**Entries shown**
════

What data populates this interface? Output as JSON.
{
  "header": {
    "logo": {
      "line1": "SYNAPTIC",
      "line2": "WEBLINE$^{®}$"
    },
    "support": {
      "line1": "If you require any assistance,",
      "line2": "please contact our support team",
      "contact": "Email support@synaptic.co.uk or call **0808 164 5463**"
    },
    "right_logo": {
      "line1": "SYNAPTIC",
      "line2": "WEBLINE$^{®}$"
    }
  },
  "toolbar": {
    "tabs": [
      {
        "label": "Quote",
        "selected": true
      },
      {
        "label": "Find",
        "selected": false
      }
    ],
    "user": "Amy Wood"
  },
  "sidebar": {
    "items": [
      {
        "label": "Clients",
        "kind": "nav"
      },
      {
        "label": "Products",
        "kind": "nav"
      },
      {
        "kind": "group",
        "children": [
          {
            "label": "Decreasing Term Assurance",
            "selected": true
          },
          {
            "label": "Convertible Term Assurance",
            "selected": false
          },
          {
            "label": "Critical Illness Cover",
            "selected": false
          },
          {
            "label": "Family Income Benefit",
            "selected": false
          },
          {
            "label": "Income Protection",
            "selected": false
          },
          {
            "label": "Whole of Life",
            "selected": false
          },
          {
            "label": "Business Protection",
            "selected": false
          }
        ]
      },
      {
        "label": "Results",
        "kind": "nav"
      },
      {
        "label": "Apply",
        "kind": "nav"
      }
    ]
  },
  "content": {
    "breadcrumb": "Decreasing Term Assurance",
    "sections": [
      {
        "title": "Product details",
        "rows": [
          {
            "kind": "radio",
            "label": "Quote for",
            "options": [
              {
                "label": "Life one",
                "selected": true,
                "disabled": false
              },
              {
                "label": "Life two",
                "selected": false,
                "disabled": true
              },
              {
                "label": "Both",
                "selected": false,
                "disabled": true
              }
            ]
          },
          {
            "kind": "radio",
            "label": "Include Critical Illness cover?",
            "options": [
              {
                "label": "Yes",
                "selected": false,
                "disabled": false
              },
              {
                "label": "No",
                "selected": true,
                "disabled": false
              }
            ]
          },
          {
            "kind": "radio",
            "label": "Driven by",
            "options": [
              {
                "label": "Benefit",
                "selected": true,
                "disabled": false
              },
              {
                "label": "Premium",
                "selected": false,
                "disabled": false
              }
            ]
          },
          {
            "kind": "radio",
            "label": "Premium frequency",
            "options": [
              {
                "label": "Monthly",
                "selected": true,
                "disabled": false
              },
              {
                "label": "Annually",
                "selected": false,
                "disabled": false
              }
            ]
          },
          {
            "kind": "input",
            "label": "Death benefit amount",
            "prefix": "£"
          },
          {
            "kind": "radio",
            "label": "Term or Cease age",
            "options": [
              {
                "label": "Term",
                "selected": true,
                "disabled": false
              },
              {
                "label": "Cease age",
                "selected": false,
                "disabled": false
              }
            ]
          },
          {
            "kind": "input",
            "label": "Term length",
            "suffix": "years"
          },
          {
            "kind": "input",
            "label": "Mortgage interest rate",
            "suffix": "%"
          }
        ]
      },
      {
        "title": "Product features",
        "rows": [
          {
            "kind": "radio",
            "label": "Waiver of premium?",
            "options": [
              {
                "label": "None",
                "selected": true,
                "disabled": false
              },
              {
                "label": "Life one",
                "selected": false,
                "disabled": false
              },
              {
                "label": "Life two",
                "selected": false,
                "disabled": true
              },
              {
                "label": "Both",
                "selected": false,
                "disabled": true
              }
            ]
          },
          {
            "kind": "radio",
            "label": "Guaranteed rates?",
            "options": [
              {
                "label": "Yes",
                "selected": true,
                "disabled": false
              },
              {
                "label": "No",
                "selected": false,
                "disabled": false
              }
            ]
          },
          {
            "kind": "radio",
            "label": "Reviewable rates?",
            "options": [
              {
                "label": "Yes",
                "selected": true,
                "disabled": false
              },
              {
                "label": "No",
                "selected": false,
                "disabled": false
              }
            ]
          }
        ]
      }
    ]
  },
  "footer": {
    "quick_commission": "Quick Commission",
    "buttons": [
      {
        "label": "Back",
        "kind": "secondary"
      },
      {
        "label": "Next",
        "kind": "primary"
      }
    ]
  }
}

════

**Task statement**
Could you quote the material above in full, exactly as it stands?

**Worked solution**
What data populates this interface? Output as JSON.
{
  "header": {
    "logo": {
      "line1": "SYNAPTIC",
      "line2": "WEBLINE$^{®}$"
    },
    "support": {
      "line1": "If you require any assistance,",
      "line2": "please contact our support team",
      "contact": "Email support@synaptic.co.uk or call **0808 164 5463**"
    },
    "right_logo": {
      "line1": "SYNAPTIC",
      "line2": "WEBLINE$^{®}$"
    }
  },
  "toolbar": {
    "tabs": [
      {
        "label": "Quote",
        "selected": true
      },
      {
        "label": "Find",
        "selected": false
      }
    ],
    "user": "Amy Wood"
  },
  "sidebar": {
    "items": [
      {
        "label": "Clients",
        "kind": "nav"
      },
      {
        "label": "Products",
        "kind": "nav"
      },
      {
        "kind": "group",
        "children": [
          {
            "label": "Decreasing Term Assurance",
            "selected": true
          },
          {
            "label": "Convertible Term Assurance",
            "selected": false
          },
          {
            "label": "Critical Illness Cover",
            "selected": false
          },
          {
            "label": "Family Income Benefit",
            "selected": false
          },
          {
            "label": "Income Protection",
            "selected": false
          },
          {
            "label": "Whole of Life",
            "selected": false
          },
          {
            "label": "Business Protection",
            "selected": false
          }
        ]
      },
      {
        "label": "Results",
        "kind": "nav"
      },
      {
        "label": "Apply",
        "kind": "nav"
      }
    ]
  },
  "content": {
    "breadcrumb": "Decreasing Term Assurance",
    "sections": [
      {
        "title": "Product details",
        "rows": [
          {
            "kind": "radio",
            "label": "Quote for",
            "options": [
              {
                "label": "Life one",
                "selected": true,
                "disabled": false
              },
              {
                "label": "Life two",
                "selected": false,
                "disabled": true
              },
              {
                "label": "Both",
                "selected": false,
                "disabled": true
              }
            ]
          },
          {
            "kind": "radio",
            "label": "Include Critical Illness cover?",
            "options": [
              {
                "label": "Yes",
                "selected": false,
                "disabled": false
              },
              {
                "label": "No",
                "selected": true,
                "disabled": false
              }
            ]
          },
          {
            "kind": "radio",
            "label": "Driven by",
            "options": [
              {
                "label": "Benefit",
                "selected": true,
                "disabled": false
              },
              {
                "label": "Premium",
                "selected": false,
                "disabled": false
              }
            ]
          },
          {
            "kind": "radio",
            "label": "Premium frequency",
            "options": [
              {
                "label": "Monthly",
                "selected": true,
                "disabled": false
              },
              {
                "label": "Annually",
                "selected": false,
                "disabled": false
              }
            ]
          },
          {
            "kind": "input",
            "label": "Death benefit amount",
            "prefix": "£"
          },
          {
            "kind": "radio",
            "label": "Term or Cease age",
            "options": [
              {
                "label": "Term",
                "selected": true,
                "disabled": false
              },
              {
                "label": "Cease age",
                "selected": false,
                "disabled": false
              }
            ]
          },
          {
            "kind": "input",
            "label": "Term length",
            "suffix": "years"
          },
          {
            "kind": "input",
            "label": "Mortgage interest rate",
            "suffix": "%"
          }
        ]
      },
      {
        "title": "Product features",
        "rows": [
          {
            "kind": "radio",
            "label": "Waiver of premium?",
            "options": [
              {
                "label": "None",
                "selected": true,
                "disabled": false
              },
              {
                "label": "Life one",
                "selected": false,
                "disabled": false
              },
              {
                "label": "Life two",
                "selected": false,
                "disabled": true
              },
              {
                "label": "Both",
                "selected": false,
                "disabled": true
              }
            ]
          },
          {
            "kind": "radio",
            "label": "Guaranteed rates?",
            "options": [
              {
                "label": "Yes",
                "selected": true,
                "disabled": false
              },
              {
                "label": "No",
                "selected": false,
                "disabled": false
              }
            ]
          },
          {
            "kind": "radio",
            "label": "Reviewable rates?",
            "options": [
              {
                "label": "Yes",
                "selected": true,
                "disabled": false
              },
              {
                "label": "No",
                "selected": false,
                "disabled": false
              }
            ]
          }
        ]
      }
    ]
  },
  "footer": {
    "quick_commission": "Quick Commission",
    "buttons": [
      {
        "label": "Back",
        "kind": "secondary"
      },
      {
        "label": "Next",
        "kind": "primary"
      }
    ]
  }
}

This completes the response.